Work out the number of lines in the listing that include the string "know". Reply with that number alone.
* start Provided data *
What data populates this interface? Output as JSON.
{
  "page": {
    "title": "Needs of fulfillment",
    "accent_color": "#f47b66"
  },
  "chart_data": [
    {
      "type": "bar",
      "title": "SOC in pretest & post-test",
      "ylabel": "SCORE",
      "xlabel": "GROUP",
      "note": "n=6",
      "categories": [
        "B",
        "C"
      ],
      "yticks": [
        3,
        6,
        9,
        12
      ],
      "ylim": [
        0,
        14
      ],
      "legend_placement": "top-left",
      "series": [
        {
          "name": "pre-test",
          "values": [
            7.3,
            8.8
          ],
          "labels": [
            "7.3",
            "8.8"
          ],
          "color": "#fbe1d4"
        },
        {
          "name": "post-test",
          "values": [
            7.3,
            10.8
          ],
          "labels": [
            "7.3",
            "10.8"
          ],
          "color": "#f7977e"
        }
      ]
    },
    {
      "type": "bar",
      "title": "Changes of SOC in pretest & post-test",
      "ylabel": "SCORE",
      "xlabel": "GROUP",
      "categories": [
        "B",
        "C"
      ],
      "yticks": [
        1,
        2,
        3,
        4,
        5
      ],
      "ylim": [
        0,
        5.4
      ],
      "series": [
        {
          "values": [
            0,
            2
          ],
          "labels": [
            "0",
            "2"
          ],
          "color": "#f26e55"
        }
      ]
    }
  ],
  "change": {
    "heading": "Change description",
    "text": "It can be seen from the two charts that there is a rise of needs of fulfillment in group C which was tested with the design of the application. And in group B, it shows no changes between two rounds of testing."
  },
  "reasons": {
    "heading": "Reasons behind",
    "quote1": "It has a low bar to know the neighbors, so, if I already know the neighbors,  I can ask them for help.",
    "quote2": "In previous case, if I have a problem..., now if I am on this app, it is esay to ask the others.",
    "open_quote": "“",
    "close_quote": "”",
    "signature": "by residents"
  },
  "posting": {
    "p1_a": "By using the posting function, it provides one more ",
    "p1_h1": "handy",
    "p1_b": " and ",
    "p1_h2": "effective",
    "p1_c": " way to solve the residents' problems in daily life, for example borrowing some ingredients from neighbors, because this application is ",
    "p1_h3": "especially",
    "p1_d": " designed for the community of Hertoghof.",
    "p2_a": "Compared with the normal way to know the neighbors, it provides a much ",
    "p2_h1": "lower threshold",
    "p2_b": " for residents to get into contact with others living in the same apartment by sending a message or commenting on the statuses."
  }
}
* end Provided data *
#### The result:
2